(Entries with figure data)
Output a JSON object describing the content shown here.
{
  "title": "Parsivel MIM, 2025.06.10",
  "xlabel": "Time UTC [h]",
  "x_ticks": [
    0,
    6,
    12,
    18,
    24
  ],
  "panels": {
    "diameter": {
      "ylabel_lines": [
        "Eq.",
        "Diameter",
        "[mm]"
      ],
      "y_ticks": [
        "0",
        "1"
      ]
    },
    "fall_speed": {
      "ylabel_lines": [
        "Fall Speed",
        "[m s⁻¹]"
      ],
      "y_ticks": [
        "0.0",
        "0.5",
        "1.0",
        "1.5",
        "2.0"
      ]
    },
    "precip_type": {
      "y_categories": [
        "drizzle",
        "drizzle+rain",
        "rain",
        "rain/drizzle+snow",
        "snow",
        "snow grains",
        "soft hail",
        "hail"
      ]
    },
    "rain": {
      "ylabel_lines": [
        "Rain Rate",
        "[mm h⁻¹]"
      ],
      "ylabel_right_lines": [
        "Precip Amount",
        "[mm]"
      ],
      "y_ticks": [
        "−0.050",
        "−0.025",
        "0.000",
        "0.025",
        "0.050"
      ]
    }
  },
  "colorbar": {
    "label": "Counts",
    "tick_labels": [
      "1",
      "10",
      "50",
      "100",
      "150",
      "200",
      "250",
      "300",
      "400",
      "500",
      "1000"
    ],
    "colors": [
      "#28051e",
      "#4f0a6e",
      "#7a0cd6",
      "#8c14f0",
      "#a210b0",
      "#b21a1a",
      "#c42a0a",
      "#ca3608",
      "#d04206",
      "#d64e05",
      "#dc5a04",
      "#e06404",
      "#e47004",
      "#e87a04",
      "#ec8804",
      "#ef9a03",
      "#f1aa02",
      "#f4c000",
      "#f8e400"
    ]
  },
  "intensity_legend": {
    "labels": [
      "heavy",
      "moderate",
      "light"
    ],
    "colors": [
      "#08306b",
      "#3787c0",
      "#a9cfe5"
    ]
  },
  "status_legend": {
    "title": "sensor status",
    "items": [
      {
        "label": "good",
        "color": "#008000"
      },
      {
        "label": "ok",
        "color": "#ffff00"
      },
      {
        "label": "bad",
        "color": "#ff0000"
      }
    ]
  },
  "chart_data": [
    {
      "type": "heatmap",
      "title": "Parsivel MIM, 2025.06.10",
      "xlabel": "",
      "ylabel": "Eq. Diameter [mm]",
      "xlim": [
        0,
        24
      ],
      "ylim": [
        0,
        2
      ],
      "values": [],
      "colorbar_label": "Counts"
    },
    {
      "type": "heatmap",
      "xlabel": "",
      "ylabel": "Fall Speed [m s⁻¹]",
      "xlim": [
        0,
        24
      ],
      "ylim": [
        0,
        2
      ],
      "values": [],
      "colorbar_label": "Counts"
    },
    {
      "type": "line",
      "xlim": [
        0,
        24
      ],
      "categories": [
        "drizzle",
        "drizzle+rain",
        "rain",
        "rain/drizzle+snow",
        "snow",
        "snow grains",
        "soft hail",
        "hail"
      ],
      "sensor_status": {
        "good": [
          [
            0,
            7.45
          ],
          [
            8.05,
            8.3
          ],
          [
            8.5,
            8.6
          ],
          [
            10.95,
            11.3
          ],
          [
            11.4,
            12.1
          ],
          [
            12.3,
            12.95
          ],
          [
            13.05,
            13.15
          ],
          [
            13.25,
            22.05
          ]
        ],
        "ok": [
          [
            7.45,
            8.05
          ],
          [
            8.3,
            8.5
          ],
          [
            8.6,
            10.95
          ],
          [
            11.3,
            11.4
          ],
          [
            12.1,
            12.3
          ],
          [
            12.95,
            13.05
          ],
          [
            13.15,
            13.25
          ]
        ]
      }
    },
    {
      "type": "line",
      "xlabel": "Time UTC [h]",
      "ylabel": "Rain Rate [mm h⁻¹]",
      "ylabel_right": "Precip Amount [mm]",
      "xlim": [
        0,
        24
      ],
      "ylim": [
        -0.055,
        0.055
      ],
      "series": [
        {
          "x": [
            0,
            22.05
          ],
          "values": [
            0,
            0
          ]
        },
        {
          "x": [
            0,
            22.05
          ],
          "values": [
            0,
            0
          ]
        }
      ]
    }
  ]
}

* * *

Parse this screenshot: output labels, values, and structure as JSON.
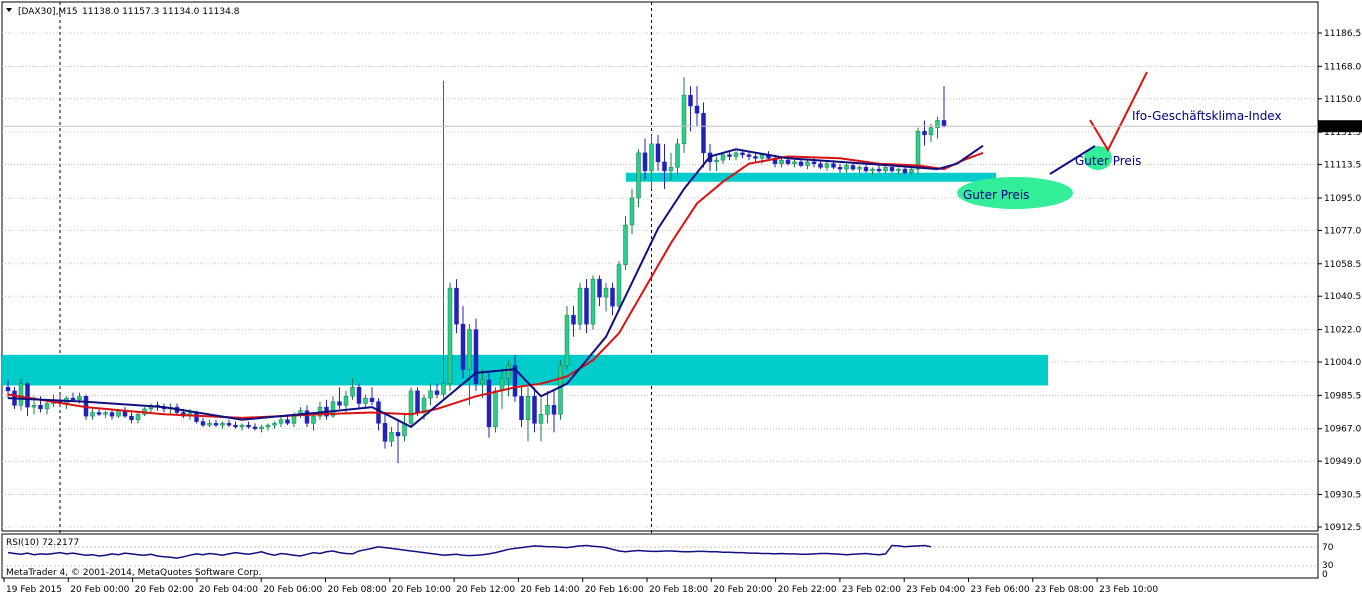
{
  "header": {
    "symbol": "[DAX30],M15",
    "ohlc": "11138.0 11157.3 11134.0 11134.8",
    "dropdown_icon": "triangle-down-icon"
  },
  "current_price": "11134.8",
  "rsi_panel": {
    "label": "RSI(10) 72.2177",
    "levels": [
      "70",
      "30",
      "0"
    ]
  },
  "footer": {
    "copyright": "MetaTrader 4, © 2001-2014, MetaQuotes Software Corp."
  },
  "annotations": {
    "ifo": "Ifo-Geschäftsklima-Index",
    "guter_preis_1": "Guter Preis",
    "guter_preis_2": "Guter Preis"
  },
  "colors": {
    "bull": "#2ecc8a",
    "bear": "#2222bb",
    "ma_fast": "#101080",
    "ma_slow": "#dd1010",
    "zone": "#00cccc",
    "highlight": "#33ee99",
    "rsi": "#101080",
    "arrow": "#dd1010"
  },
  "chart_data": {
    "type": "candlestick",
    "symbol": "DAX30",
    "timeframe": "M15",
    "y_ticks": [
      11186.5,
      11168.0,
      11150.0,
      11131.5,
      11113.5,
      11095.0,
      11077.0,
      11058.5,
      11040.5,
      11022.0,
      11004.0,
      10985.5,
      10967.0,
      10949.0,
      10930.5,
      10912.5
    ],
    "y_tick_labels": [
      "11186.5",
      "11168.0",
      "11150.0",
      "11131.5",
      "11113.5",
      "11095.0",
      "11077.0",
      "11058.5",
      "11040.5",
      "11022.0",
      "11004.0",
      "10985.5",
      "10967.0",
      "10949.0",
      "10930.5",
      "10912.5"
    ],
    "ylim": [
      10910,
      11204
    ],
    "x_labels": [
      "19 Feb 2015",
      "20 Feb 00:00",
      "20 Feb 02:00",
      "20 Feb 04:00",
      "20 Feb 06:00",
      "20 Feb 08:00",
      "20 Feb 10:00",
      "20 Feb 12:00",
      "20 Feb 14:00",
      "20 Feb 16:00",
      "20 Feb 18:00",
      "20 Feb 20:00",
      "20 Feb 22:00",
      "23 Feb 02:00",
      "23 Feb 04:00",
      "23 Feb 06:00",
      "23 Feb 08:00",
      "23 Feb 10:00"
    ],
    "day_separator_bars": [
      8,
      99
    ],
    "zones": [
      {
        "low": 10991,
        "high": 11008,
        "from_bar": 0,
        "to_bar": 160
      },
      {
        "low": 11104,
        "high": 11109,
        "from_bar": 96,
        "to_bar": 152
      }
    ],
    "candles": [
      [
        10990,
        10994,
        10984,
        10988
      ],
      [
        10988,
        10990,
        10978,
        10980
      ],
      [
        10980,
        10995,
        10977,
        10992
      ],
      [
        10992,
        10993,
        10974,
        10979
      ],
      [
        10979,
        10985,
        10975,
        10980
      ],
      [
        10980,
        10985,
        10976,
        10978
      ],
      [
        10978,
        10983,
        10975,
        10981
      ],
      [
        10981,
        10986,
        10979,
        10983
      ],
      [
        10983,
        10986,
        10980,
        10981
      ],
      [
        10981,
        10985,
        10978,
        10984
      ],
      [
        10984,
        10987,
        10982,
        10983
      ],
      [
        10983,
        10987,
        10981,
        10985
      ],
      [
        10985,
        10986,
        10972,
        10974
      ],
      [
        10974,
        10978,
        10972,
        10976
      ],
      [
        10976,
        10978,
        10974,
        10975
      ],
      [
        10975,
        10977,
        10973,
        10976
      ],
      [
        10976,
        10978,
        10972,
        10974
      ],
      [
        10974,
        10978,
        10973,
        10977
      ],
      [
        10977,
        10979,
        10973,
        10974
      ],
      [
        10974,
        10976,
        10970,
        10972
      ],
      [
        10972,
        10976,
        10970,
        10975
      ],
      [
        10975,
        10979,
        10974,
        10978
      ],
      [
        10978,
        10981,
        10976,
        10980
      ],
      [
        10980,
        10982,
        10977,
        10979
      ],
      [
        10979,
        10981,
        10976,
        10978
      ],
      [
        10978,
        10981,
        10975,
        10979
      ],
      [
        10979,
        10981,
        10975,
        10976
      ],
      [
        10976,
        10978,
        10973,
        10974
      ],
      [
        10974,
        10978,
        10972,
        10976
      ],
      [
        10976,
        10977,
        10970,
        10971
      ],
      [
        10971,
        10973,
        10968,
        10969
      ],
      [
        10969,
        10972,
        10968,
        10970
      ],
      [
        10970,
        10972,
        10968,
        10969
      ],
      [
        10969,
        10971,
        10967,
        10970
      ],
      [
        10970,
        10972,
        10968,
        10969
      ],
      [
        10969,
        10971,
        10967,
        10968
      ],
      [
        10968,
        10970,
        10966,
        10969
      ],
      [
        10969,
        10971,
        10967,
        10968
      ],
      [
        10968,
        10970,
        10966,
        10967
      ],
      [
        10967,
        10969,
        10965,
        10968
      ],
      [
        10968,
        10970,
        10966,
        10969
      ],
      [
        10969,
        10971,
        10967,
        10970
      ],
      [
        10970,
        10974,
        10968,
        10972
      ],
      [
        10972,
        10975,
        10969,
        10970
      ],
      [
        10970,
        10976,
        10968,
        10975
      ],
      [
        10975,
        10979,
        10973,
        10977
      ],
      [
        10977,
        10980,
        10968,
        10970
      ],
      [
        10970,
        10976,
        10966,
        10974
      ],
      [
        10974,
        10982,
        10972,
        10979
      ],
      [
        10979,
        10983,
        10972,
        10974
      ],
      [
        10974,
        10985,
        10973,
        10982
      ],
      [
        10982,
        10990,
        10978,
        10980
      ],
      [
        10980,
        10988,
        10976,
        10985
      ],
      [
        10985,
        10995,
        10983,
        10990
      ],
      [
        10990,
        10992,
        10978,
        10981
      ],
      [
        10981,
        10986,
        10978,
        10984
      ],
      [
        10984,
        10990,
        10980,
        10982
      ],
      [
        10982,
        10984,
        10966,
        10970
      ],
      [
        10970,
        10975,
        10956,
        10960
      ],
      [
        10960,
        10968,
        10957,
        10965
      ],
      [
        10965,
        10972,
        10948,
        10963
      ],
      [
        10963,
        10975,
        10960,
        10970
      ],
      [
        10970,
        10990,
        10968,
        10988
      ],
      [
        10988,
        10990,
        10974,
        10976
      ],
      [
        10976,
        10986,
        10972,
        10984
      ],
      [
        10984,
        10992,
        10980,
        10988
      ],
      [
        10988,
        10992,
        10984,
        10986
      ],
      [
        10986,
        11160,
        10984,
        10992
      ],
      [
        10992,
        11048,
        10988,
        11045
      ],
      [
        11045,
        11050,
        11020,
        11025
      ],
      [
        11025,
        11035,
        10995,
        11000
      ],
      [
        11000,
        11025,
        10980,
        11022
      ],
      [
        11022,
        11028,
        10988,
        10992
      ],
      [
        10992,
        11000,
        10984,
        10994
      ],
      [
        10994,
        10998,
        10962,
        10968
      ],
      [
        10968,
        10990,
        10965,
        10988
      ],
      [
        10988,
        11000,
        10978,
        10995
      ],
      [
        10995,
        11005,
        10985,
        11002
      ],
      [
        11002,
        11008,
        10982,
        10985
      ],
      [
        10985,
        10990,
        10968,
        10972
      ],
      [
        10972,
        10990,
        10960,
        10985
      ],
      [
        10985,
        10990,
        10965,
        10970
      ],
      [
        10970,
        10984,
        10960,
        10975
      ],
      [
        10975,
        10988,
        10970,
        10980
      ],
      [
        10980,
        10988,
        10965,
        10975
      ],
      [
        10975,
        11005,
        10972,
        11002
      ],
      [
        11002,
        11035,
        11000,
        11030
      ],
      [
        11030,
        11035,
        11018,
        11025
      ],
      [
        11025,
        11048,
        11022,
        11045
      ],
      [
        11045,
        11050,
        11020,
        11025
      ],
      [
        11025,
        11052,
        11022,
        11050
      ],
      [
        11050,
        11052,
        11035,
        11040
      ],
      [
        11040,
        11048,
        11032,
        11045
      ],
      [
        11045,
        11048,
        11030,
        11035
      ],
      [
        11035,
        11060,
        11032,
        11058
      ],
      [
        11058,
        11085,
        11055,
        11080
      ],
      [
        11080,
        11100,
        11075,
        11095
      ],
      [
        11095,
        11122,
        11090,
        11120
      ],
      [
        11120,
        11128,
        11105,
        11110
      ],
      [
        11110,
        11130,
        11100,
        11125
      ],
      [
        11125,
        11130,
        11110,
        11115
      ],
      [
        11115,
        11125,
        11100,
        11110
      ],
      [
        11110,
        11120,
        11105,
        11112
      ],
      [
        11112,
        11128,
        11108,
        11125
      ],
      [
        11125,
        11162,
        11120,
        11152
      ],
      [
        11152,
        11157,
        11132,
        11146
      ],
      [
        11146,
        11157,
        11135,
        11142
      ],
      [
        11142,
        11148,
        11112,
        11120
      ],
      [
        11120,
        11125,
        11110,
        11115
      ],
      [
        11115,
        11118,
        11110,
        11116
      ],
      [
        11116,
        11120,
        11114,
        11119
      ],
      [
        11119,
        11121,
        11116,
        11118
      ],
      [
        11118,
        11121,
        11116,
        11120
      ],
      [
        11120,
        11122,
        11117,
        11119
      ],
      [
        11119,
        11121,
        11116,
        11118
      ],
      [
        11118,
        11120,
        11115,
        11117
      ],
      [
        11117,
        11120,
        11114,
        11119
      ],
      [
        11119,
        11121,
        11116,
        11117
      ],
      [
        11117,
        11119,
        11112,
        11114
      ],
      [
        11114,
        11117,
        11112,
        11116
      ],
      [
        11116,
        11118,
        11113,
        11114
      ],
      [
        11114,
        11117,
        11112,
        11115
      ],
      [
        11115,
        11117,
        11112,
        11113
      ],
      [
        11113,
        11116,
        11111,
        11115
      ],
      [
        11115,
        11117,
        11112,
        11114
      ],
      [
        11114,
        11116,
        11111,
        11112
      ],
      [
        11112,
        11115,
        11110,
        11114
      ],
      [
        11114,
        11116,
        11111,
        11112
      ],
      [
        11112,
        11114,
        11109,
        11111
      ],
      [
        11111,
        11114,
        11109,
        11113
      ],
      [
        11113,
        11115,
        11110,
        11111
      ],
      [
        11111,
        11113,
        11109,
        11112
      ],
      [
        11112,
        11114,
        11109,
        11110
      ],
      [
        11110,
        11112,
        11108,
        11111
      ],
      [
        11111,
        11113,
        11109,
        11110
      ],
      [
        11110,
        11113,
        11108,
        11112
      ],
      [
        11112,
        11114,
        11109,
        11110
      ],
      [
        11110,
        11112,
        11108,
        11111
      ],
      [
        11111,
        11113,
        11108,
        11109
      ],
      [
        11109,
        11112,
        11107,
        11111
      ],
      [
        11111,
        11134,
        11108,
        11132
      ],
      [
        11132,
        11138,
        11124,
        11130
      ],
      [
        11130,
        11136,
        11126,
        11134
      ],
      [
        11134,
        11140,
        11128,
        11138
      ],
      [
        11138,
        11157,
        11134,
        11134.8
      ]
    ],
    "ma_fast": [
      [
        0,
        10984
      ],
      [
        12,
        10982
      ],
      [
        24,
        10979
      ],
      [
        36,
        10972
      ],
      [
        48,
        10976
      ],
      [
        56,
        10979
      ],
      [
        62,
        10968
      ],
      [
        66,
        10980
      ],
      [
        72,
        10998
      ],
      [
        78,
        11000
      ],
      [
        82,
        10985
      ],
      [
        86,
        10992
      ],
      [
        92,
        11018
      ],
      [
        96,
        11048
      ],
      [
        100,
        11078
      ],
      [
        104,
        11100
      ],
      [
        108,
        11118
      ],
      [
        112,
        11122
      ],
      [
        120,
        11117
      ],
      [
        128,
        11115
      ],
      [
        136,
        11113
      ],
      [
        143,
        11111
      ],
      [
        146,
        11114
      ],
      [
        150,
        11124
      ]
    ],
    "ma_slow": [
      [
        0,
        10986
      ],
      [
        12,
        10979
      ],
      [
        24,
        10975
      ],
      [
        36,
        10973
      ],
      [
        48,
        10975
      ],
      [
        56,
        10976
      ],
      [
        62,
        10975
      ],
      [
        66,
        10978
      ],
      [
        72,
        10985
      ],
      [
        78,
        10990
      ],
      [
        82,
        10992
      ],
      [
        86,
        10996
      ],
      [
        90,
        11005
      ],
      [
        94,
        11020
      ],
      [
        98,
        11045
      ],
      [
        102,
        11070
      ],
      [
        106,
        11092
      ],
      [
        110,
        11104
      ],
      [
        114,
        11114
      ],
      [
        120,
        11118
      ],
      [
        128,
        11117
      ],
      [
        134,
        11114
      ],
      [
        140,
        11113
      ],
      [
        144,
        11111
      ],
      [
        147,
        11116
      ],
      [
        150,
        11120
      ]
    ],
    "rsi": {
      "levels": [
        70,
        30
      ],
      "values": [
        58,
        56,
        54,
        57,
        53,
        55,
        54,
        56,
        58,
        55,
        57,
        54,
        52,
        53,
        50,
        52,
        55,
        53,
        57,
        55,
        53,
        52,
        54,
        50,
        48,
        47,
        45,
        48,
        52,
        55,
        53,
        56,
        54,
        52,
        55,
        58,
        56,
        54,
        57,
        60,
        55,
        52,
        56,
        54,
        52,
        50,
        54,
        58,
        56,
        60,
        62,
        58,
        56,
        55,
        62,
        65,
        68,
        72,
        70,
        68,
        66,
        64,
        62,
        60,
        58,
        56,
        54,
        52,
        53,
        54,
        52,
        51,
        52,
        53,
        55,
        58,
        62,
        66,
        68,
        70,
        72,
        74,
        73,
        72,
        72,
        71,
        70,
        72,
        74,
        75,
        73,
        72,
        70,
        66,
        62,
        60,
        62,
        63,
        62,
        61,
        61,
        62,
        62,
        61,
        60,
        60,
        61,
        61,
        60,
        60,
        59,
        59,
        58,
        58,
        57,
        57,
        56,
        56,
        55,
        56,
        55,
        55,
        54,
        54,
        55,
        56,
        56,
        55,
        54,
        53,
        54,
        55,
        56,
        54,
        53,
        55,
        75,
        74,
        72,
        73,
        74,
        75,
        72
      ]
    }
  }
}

Stated goal: Go through the material and select each line with the string "Amount" in it.

Solution to the problem:
        "Precip Amount",
      "ylabel_right": "Precip Amount [mm]",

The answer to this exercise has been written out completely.